> **WHAT YOU WILL DO**
Rename every "Camera Properties" in the material to "Device Properties", keep everything else the same, and leave the pictures out.

> **EXERCISE INPUTS**
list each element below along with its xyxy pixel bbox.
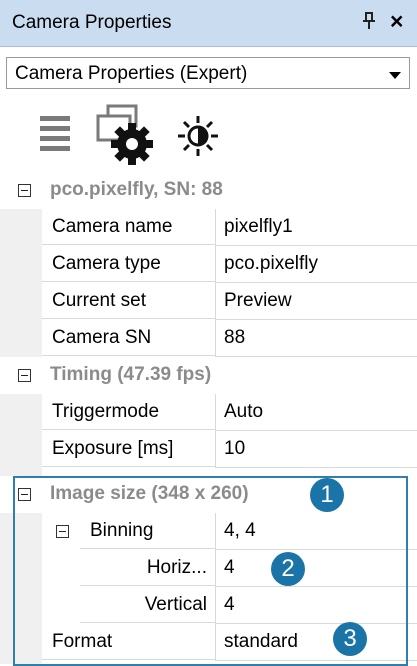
property-name: Current set bbox=[42, 283, 215, 319]
property-grid: pco.pixelfly, SN: 88 Camera name pixelfl… bbox=[0, 172, 417, 664]
collapse-icon[interactable] bbox=[18, 488, 31, 501]
property-value[interactable]: 4 bbox=[215, 587, 417, 624]
callout-badge-3: 3 bbox=[333, 622, 367, 656]
property-value[interactable]: standard bbox=[215, 624, 417, 661]
camera-settings-icon[interactable] bbox=[94, 104, 160, 171]
property-name: Exposure [ms] bbox=[42, 431, 215, 467]
property-row[interactable]: Camera type pco.pixelfly bbox=[0, 246, 417, 283]
toolbar bbox=[0, 100, 417, 172]
property-row-binning[interactable]: Binning 4, 4 bbox=[0, 513, 417, 550]
callout-badge-1: 1 bbox=[310, 478, 344, 512]
chevron-down-icon bbox=[389, 72, 401, 79]
panel-titlebar: Camera Properties × bbox=[0, 0, 417, 47]
property-row[interactable]: Camera name pixelfly1 bbox=[0, 209, 417, 246]
property-name: Format bbox=[42, 624, 215, 660]
property-name: Vertical bbox=[80, 587, 215, 623]
collapse-icon[interactable] bbox=[56, 525, 69, 538]
property-value[interactable]: 4 bbox=[215, 550, 417, 587]
property-value[interactable]: Auto bbox=[215, 394, 417, 431]
view-mode-dropdown[interactable]: Camera Properties (Expert) bbox=[6, 57, 410, 89]
property-row[interactable]: Triggermode Auto bbox=[0, 394, 417, 431]
property-name: Camera name bbox=[42, 209, 215, 245]
brightness-icon[interactable] bbox=[176, 114, 220, 163]
property-name: Camera SN bbox=[42, 320, 215, 356]
pin-icon[interactable] bbox=[361, 12, 377, 35]
property-row-horizontal[interactable]: Horiz... 4 bbox=[0, 550, 417, 587]
collapse-icon[interactable] bbox=[18, 184, 31, 197]
property-name: Horiz... bbox=[80, 550, 215, 586]
property-value[interactable]: pixelfly1 bbox=[215, 209, 417, 246]
property-name: Binning bbox=[80, 513, 215, 549]
panel-title: Camera Properties bbox=[12, 12, 172, 33]
property-value[interactable]: 4, 4 bbox=[215, 513, 417, 550]
property-row[interactable]: Exposure [ms] 10 bbox=[0, 431, 417, 468]
property-row-vertical[interactable]: Vertical 4 bbox=[0, 587, 417, 624]
callout-badge-2: 2 bbox=[271, 552, 305, 586]
property-row[interactable]: Camera SN 88 bbox=[0, 320, 417, 357]
property-value[interactable]: pco.pixelfly bbox=[215, 246, 417, 283]
property-value[interactable]: Preview bbox=[215, 283, 417, 320]
category-title: Timing (47.39 fps) bbox=[50, 364, 212, 385]
category-title: Image size (348 x 260) bbox=[50, 483, 249, 504]
category-title: pco.pixelfly, SN: 88 bbox=[50, 179, 223, 200]
property-row[interactable]: Current set Preview bbox=[0, 283, 417, 320]
collapse-icon[interactable] bbox=[18, 369, 31, 382]
property-name: Camera type bbox=[42, 246, 215, 282]
list-icon[interactable] bbox=[40, 112, 74, 157]
property-name: Triggermode bbox=[42, 394, 215, 430]
category-camera[interactable]: pco.pixelfly, SN: 88 bbox=[0, 172, 417, 209]
close-icon[interactable]: × bbox=[390, 8, 403, 35]
property-value[interactable]: 88 bbox=[215, 320, 417, 357]
category-timing[interactable]: Timing (47.39 fps) bbox=[0, 357, 417, 394]
view-mode-value: Camera Properties (Expert) bbox=[15, 63, 248, 84]
property-value[interactable]: 10 bbox=[215, 431, 417, 468]
category-image-size[interactable]: Image size (348 x 260) bbox=[0, 476, 417, 513]
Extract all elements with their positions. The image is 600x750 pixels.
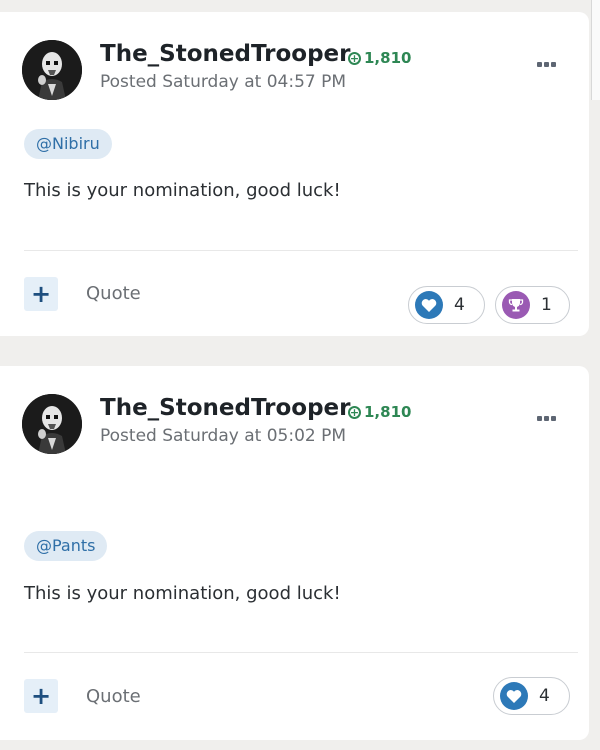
trophy-reaction-button[interactable]: 1: [495, 286, 570, 324]
quote-button[interactable]: Quote: [86, 686, 141, 707]
heart-icon: [415, 291, 443, 319]
trophy-icon: [502, 291, 530, 319]
reputation-badge: + 1,810: [348, 403, 411, 421]
author-name[interactable]: The_StonedTrooper: [100, 41, 350, 67]
quote-button[interactable]: Quote: [86, 283, 141, 304]
multiquote-button[interactable]: +: [24, 679, 58, 713]
reaction-count: 4: [454, 295, 465, 315]
post-timestamp[interactable]: Posted Saturday at 05:02 PM: [100, 426, 346, 446]
reaction-count: 1: [541, 295, 552, 315]
avatar[interactable]: [22, 394, 82, 454]
forum-post: The_StonedTrooper + 1,810 Posted Saturda…: [0, 12, 589, 336]
avatar[interactable]: [22, 40, 82, 100]
author-name[interactable]: The_StonedTrooper: [100, 395, 350, 421]
reputation-count: 1,810: [364, 403, 412, 421]
like-reaction-button[interactable]: 4: [408, 286, 485, 324]
more-options-icon[interactable]: [537, 62, 556, 67]
reputation-badge: + 1,810: [348, 49, 411, 67]
user-mention[interactable]: @Nibiru: [24, 129, 112, 159]
multiquote-button[interactable]: +: [24, 277, 58, 311]
stormtrooper-avatar-icon: [22, 394, 82, 454]
post-timestamp[interactable]: Posted Saturday at 04:57 PM: [100, 72, 346, 92]
forum-post: The_StonedTrooper + 1,810 Posted Saturda…: [0, 366, 589, 740]
user-mention[interactable]: @Pants: [24, 531, 108, 561]
like-reaction-button[interactable]: 4: [493, 677, 570, 715]
stormtrooper-avatar-icon: [22, 40, 82, 100]
reaction-count: 4: [539, 686, 550, 706]
post-body: This is your nomination, good luck!: [24, 180, 341, 201]
reputation-count: 1,810: [364, 49, 412, 67]
post-body: This is your nomination, good luck!: [24, 583, 341, 604]
divider: [24, 250, 578, 251]
divider: [24, 652, 578, 653]
plus-circle-icon: +: [348, 51, 361, 65]
plus-circle-icon: +: [348, 405, 361, 419]
heart-icon: [500, 682, 528, 710]
scroll-rail[interactable]: [591, 0, 600, 100]
more-options-icon[interactable]: [537, 416, 556, 421]
forum-thread: The_StonedTrooper + 1,810 Posted Saturda…: [0, 0, 600, 750]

> **RESPONSE TO THIS TASK**
list each element below along with its xyxy pixel bbox.
property-name: Current set bbox=[42, 283, 215, 319]
property-grid: pco.pixelfly, SN: 88 Camera name pixelfl… bbox=[0, 172, 417, 664]
collapse-icon[interactable] bbox=[18, 488, 31, 501]
property-value[interactable]: 4 bbox=[215, 587, 417, 624]
callout-badge-3: 3 bbox=[333, 622, 367, 656]
property-value[interactable]: standard bbox=[215, 624, 417, 661]
camera-settings-icon[interactable] bbox=[94, 104, 160, 171]
property-name: Exposure [ms] bbox=[42, 431, 215, 467]
property-row[interactable]: Camera type pco.pixelfly bbox=[0, 246, 417, 283]
toolbar bbox=[0, 100, 417, 172]
property-row-binning[interactable]: Binning 4, 4 bbox=[0, 513, 417, 550]
callout-badge-1: 1 bbox=[310, 478, 344, 512]
chevron-down-icon bbox=[389, 72, 401, 79]
panel-titlebar: Device Properties × bbox=[0, 0, 417, 47]
property-row[interactable]: Camera name pixelfly1 bbox=[0, 209, 417, 246]
property-name: Format bbox=[42, 624, 215, 660]
property-name: Vertical bbox=[80, 587, 215, 623]
collapse-icon[interactable] bbox=[56, 525, 69, 538]
property-value[interactable]: 4 bbox=[215, 550, 417, 587]
property-value[interactable]: Auto bbox=[215, 394, 417, 431]
view-mode-dropdown[interactable]: Device Properties (Expert) bbox=[6, 57, 410, 89]
property-row[interactable]: Triggermode Auto bbox=[0, 394, 417, 431]
property-name: Camera name bbox=[42, 209, 215, 245]
brightness-icon[interactable] bbox=[176, 114, 220, 163]
property-name: Camera SN bbox=[42, 320, 215, 356]
pin-icon[interactable] bbox=[361, 12, 377, 35]
property-row-horizontal[interactable]: Horiz... 4 bbox=[0, 550, 417, 587]
collapse-icon[interactable] bbox=[18, 184, 31, 197]
property-name: Horiz... bbox=[80, 550, 215, 586]
property-value[interactable]: pixelfly1 bbox=[215, 209, 417, 246]
property-name: Binning bbox=[80, 513, 215, 549]
panel-title: Device Properties bbox=[12, 12, 172, 33]
property-value[interactable]: 4, 4 bbox=[215, 513, 417, 550]
property-row[interactable]: Exposure [ms] 10 bbox=[0, 431, 417, 468]
property-row-vertical[interactable]: Vertical 4 bbox=[0, 587, 417, 624]
callout-badge-2: 2 bbox=[271, 552, 305, 586]
property-row[interactable]: Camera SN 88 bbox=[0, 320, 417, 357]
property-value[interactable]: pco.pixelfly bbox=[215, 246, 417, 283]
property-value[interactable]: Preview bbox=[215, 283, 417, 320]
category-title: Timing (47.39 fps) bbox=[50, 364, 212, 385]
category-title: Image size (348 x 260) bbox=[50, 483, 249, 504]
category-title: pco.pixelfly, SN: 88 bbox=[50, 179, 223, 200]
property-row[interactable]: Current set Preview bbox=[0, 283, 417, 320]
collapse-icon[interactable] bbox=[18, 369, 31, 382]
property-name: Camera type bbox=[42, 246, 215, 282]
list-icon[interactable] bbox=[40, 112, 74, 157]
property-name: Triggermode bbox=[42, 394, 215, 430]
category-camera[interactable]: pco.pixelfly, SN: 88 bbox=[0, 172, 417, 209]
close-icon[interactable]: × bbox=[390, 8, 403, 35]
property-value[interactable]: 88 bbox=[215, 320, 417, 357]
category-timing[interactable]: Timing (47.39 fps) bbox=[0, 357, 417, 394]
view-mode-value: Device Properties (Expert) bbox=[15, 63, 248, 84]
property-value[interactable]: 10 bbox=[215, 431, 417, 468]
category-image-size[interactable]: Image size (348 x 260) bbox=[0, 476, 417, 513]
Extract all elements with their positions. The image is 600x750 pixels.
trophy-reaction-button[interactable]: 1: [495, 286, 570, 324]
quote-button[interactable]: Quote: [86, 686, 141, 707]
heart-icon: [415, 291, 443, 319]
trophy-icon: [502, 291, 530, 319]
reputation-badge: + 1,810: [348, 403, 411, 421]
author-name[interactable]: The_StonedTrooper: [100, 41, 350, 67]
quote-button[interactable]: Quote: [86, 283, 141, 304]
multiquote-button[interactable]: +: [24, 679, 58, 713]
reaction-count: 4: [454, 295, 465, 315]
post-timestamp[interactable]: Posted Saturday at 05:02 PM: [100, 426, 346, 446]
reaction-count: 1: [541, 295, 552, 315]
avatar[interactable]: [22, 394, 82, 454]
forum-post: The_StonedTrooper + 1,810 Posted Saturda…: [0, 12, 589, 336]
avatar[interactable]: [22, 40, 82, 100]
author-name[interactable]: The_StonedTrooper: [100, 395, 350, 421]
reputation-count: 1,810: [364, 403, 412, 421]
like-reaction-button[interactable]: 4: [408, 286, 485, 324]
more-options-icon[interactable]: [537, 62, 556, 67]
reputation-badge: + 1,810: [348, 49, 411, 67]
user-mention[interactable]: @Nibiru: [24, 129, 112, 159]
multiquote-button[interactable]: +: [24, 277, 58, 311]
stormtrooper-avatar-icon: [22, 394, 82, 454]
post-timestamp[interactable]: Posted Saturday at 04:57 PM: [100, 72, 346, 92]
forum-post: The_StonedTrooper + 1,810 Posted Saturda…: [0, 366, 589, 740]
user-mention[interactable]: @Pants: [24, 531, 108, 561]
like-reaction-button[interactable]: 4: [493, 677, 570, 715]
stormtrooper-avatar-icon: [22, 40, 82, 100]
reaction-count: 4: [539, 686, 550, 706]
post-body: This is your nomination, good luck!: [24, 180, 341, 201]
reputation-count: 1,810: [364, 49, 412, 67]
post-body: This is your nomination, good luck!: [24, 583, 341, 604]
divider: [24, 250, 578, 251]
divider: [24, 652, 578, 653]
plus-circle-icon: +: [348, 51, 361, 65]
plus-circle-icon: +: [348, 405, 361, 419]
heart-icon: [500, 682, 528, 710]
scroll-rail[interactable]: [591, 0, 600, 100]
more-options-icon[interactable]: [537, 416, 556, 421]
forum-thread: The_StonedTrooper + 1,810 Posted Saturda…: [0, 0, 600, 750]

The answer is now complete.